------ Task inputs ------

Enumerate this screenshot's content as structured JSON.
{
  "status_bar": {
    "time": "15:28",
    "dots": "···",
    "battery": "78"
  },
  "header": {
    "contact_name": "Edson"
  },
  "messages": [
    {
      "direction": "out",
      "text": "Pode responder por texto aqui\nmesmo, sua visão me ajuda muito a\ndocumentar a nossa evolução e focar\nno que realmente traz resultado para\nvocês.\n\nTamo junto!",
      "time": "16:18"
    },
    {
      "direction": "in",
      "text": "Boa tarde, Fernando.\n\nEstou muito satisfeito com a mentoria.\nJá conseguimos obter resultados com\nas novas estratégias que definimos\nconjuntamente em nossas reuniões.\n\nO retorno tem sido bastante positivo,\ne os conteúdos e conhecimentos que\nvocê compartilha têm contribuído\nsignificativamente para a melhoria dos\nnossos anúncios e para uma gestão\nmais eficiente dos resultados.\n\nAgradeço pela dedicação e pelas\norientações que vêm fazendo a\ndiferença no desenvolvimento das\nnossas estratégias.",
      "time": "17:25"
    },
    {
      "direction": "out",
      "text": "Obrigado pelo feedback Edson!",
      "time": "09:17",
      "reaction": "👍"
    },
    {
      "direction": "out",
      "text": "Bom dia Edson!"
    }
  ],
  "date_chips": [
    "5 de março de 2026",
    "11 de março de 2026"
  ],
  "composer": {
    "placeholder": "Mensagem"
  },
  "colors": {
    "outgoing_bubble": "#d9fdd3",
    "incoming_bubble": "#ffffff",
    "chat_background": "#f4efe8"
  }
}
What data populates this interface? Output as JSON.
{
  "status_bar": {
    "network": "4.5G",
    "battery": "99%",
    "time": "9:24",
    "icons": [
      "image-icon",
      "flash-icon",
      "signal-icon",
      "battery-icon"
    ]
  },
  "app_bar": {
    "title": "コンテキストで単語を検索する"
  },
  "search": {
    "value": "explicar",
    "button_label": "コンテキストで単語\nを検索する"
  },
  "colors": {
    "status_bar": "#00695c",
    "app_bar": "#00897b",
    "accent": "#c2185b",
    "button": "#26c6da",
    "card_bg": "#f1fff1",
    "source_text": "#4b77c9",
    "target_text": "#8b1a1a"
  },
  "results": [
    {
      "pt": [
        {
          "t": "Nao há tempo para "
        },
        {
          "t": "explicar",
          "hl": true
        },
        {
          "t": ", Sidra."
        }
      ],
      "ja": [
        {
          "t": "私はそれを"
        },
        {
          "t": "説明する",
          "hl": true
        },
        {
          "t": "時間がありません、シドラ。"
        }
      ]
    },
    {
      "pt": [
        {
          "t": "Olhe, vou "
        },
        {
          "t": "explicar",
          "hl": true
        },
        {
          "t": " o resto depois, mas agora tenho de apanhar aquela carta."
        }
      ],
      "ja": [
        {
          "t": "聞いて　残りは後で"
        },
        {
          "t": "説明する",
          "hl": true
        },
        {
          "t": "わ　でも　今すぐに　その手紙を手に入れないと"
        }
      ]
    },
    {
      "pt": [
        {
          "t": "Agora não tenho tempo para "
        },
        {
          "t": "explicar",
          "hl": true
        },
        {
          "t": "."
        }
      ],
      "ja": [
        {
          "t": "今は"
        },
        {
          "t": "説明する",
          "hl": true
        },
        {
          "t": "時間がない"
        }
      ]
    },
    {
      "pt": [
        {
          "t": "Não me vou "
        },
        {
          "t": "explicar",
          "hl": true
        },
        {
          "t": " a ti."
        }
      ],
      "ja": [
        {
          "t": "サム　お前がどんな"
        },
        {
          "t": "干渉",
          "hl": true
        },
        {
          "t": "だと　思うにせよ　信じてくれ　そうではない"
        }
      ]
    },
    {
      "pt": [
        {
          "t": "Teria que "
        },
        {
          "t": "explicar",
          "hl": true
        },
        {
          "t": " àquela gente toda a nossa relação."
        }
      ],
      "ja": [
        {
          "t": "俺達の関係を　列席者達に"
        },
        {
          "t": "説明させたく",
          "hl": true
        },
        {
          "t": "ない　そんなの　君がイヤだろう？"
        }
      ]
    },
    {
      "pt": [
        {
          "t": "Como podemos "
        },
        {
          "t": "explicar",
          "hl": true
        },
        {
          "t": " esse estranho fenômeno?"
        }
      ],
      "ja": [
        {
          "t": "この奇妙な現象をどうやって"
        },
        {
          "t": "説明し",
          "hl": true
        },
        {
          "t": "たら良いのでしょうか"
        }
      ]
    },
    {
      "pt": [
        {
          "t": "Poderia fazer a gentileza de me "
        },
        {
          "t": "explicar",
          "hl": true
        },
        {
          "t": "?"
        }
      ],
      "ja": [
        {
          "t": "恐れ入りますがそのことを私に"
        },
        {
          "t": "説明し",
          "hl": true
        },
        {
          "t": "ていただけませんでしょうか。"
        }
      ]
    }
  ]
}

------

* To be done *
Faithfully copy every entry, leaving nothing out.

* Response *
Enumerate this screenshot's content as structured JSON.
{
  "status_bar": {
    "time": "15:28",
    "dots": "···",
    "battery": "78"
  },
  "header": {
    "contact_name": "Edson"
  },
  "messages": [
    {
      "direction": "out",
      "text": "Pode responder por texto aqui\nmesmo, sua visão me ajuda muito a\ndocumentar a nossa evolução e focar\nno que realmente traz resultado para\nvocês.\n\nTamo junto!",
      "time": "16:18"
    },
    {
      "direction": "in",
      "text": "Boa tarde, Fernando.\n\nEstou muito satisfeito com a mentoria.\nJá conseguimos obter resultados com\nas novas estratégias que definimos\nconjuntamente em nossas reuniões.\n\nO retorno tem sido bastante positivo,\ne os conteúdos e conhecimentos que\nvocê compartilha têm contribuído\nsignificativamente para a melhoria dos\nnossos anúncios e para uma gestão\nmais eficiente dos resultados.\n\nAgradeço pela dedicação e pelas\norientações que vêm fazendo a\ndiferença no desenvolvimento das\nnossas estratégias.",
      "time": "17:25"
    },
    {
      "direction": "out",
      "text": "Obrigado pelo feedback Edson!",
      "time": "09:17",
      "reaction": "👍"
    },
    {
      "direction": "out",
      "text": "Bom dia Edson!"
    }
  ],
  "date_chips": [
    "5 de março de 2026",
    "11 de março de 2026"
  ],
  "composer": {
    "placeholder": "Mensagem"
  },
  "colors": {
    "outgoing_bubble": "#d9fdd3",
    "incoming_bubble": "#ffffff",
    "chat_background": "#f4efe8"
  }
}
What data populates this interface? Output as JSON.
{
  "status_bar": {
    "network": "4.5G",
    "battery": "99%",
    "time": "9:24",
    "icons": [
      "image-icon",
      "flash-icon",
      "signal-icon",
      "battery-icon"
    ]
  },
  "app_bar": {
    "title": "コンテキストで単語を検索する"
  },
  "search": {
    "value": "explicar",
    "button_label": "コンテキストで単語\nを検索する"
  },
  "colors": {
    "status_bar": "#00695c",
    "app_bar": "#00897b",
    "accent": "#c2185b",
    "button": "#26c6da",
    "card_bg": "#f1fff1",
    "source_text": "#4b77c9",
    "target_text": "#8b1a1a"
  },
  "results": [
    {
      "pt": [
        {
          "t": "Nao há tempo para "
        },
        {
          "t": "explicar",
          "hl": true
        },
        {
          "t": ", Sidra."
        }
      ],
      "ja": [
        {
          "t": "私はそれを"
        },
        {
          "t": "説明する",
          "hl": true
        },
        {
          "t": "時間がありません、シドラ。"
        }
      ]
    },
    {
      "pt": [
        {
          "t": "Olhe, vou "
        },
        {
          "t": "explicar",
          "hl": true
        },
        {
          "t": " o resto depois, mas agora tenho de apanhar aquela carta."
        }
      ],
      "ja": [
        {
          "t": "聞いて　残りは後で"
        },
        {
          "t": "説明する",
          "hl": true
        },
        {
          "t": "わ　でも　今すぐに　その手紙を手に入れないと"
        }
      ]
    },
    {
      "pt": [
        {
          "t": "Agora não tenho tempo para "
        },
        {
          "t": "explicar",
          "hl": true
        },
        {
          "t": "."
        }
      ],
      "ja": [
        {
          "t": "今は"
        },
        {
          "t": "説明する",
          "hl": true
        },
        {
          "t": "時間がない"
        }
      ]
    },
    {
      "pt": [
        {
          "t": "Não me vou "
        },
        {
          "t": "explicar",
          "hl": true
        },
        {
          "t": " a ti."
        }
      ],
      "ja": [
        {
          "t": "サム　お前がどんな"
        },
        {
          "t": "干渉",
          "hl": true
        },
        {
          "t": "だと　思うにせよ　信じてくれ　そうではない"
        }
      ]
    },
    {
      "pt": [
        {
          "t": "Teria que "
        },
        {
          "t": "explicar",
          "hl": true
        },
        {
          "t": " àquela gente toda a nossa relação."
        }
      ],
      "ja": [
        {
          "t": "俺達の関係を　列席者達に"
        },
        {
          "t": "説明させたく",
          "hl": true
        },
        {
          "t": "ない　そんなの　君がイヤだろう？"
        }
      ]
    },
    {
      "pt": [
        {
          "t": "Como podemos "
        },
        {
          "t": "explicar",
          "hl": true
        },
        {
          "t": " esse estranho fenômeno?"
        }
      ],
      "ja": [
        {
          "t": "この奇妙な現象をどうやって"
        },
        {
          "t": "説明し",
          "hl": true
        },
        {
          "t": "たら良いのでしょうか"
        }
      ]
    },
    {
      "pt": [
        {
          "t": "Poderia fazer a gentileza de me "
        },
        {
          "t": "explicar",
          "hl": true
        },
        {
          "t": "?"
        }
      ],
      "ja": [
        {
          "t": "恐れ入りますがそのことを私に"
        },
        {
          "t": "説明し",
          "hl": true
        },
        {
          "t": "ていただけませんでしょうか。"
        }
      ]
    }
  ]
}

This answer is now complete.